Data extracted from a collection:

-.-.-

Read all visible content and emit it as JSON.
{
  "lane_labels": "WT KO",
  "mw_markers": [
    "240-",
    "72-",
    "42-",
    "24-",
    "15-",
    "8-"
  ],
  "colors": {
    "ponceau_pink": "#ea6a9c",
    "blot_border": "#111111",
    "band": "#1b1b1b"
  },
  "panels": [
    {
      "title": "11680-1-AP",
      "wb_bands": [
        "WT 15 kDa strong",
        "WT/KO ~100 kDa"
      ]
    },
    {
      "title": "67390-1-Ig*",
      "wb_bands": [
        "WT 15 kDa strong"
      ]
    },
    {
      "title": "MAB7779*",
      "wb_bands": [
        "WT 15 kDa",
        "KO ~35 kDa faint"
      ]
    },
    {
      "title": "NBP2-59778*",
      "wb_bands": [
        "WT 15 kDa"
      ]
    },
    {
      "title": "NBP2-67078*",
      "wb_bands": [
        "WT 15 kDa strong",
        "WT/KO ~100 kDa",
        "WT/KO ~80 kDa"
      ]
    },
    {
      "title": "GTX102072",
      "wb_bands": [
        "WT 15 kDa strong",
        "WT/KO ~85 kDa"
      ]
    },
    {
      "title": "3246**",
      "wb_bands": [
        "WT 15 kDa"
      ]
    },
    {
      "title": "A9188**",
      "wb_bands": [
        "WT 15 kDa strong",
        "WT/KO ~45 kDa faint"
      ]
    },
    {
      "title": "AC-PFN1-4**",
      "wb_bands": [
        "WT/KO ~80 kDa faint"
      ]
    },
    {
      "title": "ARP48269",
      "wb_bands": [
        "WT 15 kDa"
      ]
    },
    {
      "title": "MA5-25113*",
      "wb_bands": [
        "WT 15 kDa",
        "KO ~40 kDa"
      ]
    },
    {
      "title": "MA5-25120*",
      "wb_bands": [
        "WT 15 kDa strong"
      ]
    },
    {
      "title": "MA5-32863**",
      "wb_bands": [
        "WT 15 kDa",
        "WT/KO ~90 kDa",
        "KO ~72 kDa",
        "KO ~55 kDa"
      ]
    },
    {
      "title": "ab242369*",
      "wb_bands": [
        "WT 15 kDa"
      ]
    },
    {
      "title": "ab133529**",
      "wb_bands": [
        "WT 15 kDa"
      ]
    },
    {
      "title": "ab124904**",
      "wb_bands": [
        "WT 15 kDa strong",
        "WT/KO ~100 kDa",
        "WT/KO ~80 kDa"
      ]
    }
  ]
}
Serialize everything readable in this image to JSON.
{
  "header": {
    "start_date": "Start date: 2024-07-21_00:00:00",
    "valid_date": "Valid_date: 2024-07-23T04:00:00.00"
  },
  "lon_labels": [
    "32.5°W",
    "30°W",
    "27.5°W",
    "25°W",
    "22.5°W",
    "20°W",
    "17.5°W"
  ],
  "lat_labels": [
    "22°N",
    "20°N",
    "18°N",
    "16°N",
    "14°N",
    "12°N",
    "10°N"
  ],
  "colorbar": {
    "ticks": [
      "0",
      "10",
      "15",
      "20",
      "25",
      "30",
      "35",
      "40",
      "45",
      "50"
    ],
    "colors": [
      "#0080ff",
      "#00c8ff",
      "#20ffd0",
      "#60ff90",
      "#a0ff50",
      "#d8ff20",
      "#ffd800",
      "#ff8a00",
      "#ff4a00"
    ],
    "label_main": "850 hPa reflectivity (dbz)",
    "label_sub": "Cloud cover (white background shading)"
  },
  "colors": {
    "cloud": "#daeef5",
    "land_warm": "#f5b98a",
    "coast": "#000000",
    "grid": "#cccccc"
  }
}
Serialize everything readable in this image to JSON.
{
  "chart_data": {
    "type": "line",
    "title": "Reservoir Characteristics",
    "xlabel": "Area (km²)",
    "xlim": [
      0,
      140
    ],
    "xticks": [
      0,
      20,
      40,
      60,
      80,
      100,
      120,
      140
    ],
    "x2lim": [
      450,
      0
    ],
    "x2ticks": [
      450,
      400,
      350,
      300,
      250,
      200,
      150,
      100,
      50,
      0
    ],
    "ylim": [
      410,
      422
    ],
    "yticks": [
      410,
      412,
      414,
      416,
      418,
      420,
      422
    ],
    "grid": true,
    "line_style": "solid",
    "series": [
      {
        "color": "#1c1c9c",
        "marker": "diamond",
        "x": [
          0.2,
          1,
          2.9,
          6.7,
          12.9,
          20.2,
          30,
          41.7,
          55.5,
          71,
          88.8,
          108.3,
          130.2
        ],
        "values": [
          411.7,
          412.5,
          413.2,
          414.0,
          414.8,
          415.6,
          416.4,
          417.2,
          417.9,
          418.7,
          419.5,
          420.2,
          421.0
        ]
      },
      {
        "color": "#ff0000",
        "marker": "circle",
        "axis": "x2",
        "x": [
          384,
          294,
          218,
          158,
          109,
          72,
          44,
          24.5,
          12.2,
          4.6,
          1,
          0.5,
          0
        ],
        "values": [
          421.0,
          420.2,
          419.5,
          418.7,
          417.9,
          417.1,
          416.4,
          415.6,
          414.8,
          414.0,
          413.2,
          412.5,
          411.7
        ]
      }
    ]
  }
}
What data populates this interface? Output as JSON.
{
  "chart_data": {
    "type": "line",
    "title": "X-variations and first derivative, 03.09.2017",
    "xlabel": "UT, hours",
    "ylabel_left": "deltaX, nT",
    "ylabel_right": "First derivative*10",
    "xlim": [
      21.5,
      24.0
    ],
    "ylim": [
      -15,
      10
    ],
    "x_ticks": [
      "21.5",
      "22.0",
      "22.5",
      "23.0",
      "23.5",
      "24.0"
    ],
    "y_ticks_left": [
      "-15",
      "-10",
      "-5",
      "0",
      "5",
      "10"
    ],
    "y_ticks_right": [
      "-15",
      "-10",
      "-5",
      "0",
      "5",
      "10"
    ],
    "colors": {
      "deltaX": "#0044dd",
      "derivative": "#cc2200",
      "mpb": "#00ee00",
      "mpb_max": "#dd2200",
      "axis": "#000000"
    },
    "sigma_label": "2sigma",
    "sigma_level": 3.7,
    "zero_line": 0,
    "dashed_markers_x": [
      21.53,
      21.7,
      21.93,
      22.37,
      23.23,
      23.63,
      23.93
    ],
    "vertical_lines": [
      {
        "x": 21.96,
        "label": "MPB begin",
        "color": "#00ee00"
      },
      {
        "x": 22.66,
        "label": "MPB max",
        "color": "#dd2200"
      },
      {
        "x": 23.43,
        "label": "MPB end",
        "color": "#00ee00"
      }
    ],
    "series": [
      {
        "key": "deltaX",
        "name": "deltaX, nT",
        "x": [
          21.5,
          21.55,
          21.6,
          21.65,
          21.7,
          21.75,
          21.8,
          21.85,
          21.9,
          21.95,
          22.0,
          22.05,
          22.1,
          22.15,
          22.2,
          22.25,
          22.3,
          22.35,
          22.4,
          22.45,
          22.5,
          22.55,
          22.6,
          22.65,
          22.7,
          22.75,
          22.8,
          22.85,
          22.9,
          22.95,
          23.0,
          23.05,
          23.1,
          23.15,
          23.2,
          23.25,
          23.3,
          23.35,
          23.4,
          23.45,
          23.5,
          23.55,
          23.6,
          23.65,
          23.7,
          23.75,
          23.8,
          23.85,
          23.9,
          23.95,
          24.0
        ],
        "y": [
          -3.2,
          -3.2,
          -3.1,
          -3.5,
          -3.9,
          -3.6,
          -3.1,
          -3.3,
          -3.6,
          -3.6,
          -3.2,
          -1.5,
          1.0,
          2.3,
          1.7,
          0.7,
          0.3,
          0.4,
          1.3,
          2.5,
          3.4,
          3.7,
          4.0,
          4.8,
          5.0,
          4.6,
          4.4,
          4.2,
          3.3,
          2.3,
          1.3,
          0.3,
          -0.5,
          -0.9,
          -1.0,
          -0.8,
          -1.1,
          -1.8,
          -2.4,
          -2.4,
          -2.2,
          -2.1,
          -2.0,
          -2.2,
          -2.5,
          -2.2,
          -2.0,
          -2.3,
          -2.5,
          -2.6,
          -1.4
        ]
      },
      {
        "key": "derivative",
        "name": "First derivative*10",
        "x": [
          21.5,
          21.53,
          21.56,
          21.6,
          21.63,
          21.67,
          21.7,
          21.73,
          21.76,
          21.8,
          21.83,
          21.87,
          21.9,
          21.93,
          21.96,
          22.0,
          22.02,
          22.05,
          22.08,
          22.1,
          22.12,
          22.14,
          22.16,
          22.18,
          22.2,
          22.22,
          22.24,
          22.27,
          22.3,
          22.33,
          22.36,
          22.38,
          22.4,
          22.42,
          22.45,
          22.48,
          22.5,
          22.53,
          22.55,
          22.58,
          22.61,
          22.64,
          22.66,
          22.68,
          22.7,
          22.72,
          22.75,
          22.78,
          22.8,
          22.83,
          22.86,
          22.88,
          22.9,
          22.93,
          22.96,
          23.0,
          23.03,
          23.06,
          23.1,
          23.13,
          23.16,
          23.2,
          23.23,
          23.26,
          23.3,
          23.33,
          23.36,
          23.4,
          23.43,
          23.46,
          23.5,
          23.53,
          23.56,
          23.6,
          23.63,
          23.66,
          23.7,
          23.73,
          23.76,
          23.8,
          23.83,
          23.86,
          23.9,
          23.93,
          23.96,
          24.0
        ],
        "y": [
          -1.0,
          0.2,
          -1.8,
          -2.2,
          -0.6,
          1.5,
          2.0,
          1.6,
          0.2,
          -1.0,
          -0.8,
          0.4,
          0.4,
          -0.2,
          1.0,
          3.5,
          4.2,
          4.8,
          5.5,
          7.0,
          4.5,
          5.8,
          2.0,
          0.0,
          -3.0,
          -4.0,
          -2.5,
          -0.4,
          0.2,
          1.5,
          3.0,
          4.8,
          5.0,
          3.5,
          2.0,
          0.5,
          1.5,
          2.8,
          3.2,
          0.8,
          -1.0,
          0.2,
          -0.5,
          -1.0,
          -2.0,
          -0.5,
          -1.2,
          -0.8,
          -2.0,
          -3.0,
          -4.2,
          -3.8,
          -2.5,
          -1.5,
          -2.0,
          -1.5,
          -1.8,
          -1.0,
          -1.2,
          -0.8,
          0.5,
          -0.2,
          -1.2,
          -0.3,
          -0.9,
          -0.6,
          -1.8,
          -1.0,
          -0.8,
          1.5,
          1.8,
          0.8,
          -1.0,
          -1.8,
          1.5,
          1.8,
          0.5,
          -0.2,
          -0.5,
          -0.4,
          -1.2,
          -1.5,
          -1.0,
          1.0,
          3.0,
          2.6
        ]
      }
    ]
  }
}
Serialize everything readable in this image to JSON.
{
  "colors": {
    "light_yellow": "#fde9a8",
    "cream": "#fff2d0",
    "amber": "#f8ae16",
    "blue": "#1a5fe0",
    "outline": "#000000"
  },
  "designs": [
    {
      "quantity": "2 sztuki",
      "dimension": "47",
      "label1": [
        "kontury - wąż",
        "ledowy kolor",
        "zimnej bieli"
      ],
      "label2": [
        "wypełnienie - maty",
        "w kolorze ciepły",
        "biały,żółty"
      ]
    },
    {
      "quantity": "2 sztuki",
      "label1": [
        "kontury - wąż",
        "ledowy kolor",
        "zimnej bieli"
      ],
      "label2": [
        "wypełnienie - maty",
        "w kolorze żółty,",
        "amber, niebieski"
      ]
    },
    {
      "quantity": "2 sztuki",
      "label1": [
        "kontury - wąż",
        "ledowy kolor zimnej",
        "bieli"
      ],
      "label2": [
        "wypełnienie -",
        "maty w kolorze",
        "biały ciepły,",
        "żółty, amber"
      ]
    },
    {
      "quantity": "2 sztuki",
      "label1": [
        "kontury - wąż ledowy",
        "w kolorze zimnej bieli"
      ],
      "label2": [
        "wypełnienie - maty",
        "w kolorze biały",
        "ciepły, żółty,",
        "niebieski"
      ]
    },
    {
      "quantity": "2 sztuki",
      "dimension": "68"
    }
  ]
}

-.-.-

▶ **PROBLEM DESCRIPTION**
Identify each line containing the string "zimnej" and copy it out.

▶ **CORRECT RESPONSE**
        "zimnej bieli"
        "zimnej bieli"
        "ledowy kolor zimnej",
        "w kolorze zimnej bieli"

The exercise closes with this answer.